### TEXT PROVIDED
'''

Preheat the oven to 400˚. Place the squash on a large rimmed baking sheet, rub all over with the olive oil and sprinkle with 1/2 teaspoon salt. Roast cut-side down until tender, about 30 minutes.

Step 2

Meanwhile, melt 5 tablespoons butter with the maple syrup and rosemary in a small saucepan over low heat. Set aside until the squash is done.

Step 3

Turn the squash cut-side up and brush with 2 tablespoons of the maple butter; reserve the remaining maple butter for serving. Return the squash to the oven and roast until slightly caramelized and very tender, 5 to 10 minutes more.

Step 4

Meanwhile, cook the quinoa according to the package directions.

'''

### STORED RECORDS
'''

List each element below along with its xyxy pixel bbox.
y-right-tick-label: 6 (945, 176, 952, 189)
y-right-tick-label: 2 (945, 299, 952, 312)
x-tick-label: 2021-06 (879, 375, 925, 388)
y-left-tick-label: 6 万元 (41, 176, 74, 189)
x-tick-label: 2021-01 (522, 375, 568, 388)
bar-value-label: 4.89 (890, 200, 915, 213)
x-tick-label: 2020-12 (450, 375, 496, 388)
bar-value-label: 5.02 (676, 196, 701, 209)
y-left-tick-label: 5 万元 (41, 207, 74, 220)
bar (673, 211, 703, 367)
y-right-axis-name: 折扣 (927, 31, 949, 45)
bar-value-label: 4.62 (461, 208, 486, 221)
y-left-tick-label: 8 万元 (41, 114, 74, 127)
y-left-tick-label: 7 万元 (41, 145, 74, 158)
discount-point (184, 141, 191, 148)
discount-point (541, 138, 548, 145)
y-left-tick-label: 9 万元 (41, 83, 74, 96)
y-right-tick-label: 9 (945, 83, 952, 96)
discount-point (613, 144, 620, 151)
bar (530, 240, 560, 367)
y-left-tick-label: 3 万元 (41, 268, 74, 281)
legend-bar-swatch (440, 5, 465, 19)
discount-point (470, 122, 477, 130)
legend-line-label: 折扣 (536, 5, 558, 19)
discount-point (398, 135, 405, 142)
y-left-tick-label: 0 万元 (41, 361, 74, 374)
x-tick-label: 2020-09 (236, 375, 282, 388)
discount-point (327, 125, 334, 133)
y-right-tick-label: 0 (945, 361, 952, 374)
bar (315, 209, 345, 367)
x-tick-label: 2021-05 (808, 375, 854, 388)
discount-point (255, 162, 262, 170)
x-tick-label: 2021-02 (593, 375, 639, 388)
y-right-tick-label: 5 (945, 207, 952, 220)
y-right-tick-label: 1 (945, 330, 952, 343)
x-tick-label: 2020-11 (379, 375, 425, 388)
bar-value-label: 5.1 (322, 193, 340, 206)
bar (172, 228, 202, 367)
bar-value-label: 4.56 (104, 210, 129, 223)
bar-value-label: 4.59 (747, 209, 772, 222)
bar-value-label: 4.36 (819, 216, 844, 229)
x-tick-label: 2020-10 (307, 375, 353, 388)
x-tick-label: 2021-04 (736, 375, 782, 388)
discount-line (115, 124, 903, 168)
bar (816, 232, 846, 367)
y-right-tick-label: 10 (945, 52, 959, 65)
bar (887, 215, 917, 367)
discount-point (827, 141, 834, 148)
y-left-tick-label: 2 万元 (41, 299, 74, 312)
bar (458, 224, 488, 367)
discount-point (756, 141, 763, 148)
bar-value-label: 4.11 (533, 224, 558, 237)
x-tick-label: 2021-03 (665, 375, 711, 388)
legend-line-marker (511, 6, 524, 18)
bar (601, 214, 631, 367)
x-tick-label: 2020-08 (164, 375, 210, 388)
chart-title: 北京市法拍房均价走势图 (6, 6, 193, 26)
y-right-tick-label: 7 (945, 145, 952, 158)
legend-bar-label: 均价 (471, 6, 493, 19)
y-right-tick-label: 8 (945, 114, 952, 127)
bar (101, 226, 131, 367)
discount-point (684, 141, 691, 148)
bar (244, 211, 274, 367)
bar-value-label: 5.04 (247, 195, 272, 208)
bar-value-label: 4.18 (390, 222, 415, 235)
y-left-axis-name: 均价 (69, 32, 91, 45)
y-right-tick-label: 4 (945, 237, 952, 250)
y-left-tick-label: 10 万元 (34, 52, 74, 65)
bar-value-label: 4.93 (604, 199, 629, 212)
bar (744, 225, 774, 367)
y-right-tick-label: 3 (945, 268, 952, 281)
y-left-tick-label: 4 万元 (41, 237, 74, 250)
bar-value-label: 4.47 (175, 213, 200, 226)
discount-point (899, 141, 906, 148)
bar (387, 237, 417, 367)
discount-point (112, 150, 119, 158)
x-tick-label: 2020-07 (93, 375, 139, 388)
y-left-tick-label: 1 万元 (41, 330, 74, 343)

'''

### REQUIREMENTS
1. Translate this sentence from the squash recipe into Spanish: "Meanwhile, melt 5 tablespoons butter with the maple syrup and rosemary in a small saucepan over low heat."
2. In the squash recipe, how much of the maple butter gets brushed onto the squash once it is turned cut-side up?
3. Extend the squash recipe onward from its final sentence.

### EXERCISE RESULTS
1. Mientras tanto, derrita 5 cucharadas de mantequilla con el jarabe de arce y el romero en una cacerola pequeña a fuego lento.

2. 2 tablespoons.

3.
Step 5

Melt the remaining 2 tablespoons butter in a large cast-iron skillet over medium-low heat. Add the shallot and cook, stirring, until softened and golden, 8 to 10 minutes. Increase the heat to medium high; add the mushrooms and 1/2 teaspoon salt. Cook, stirring, until golden, 4 to 6 minutes. Remove from the heat.

Step 6

Combine the quinoa, parsley, parmesan, almonds, mushroom mixture and 1/2 teaspoon each salt and pepper in a large bowl and toss. Stuff into the squash halves and drizzle with the remaining maple butter.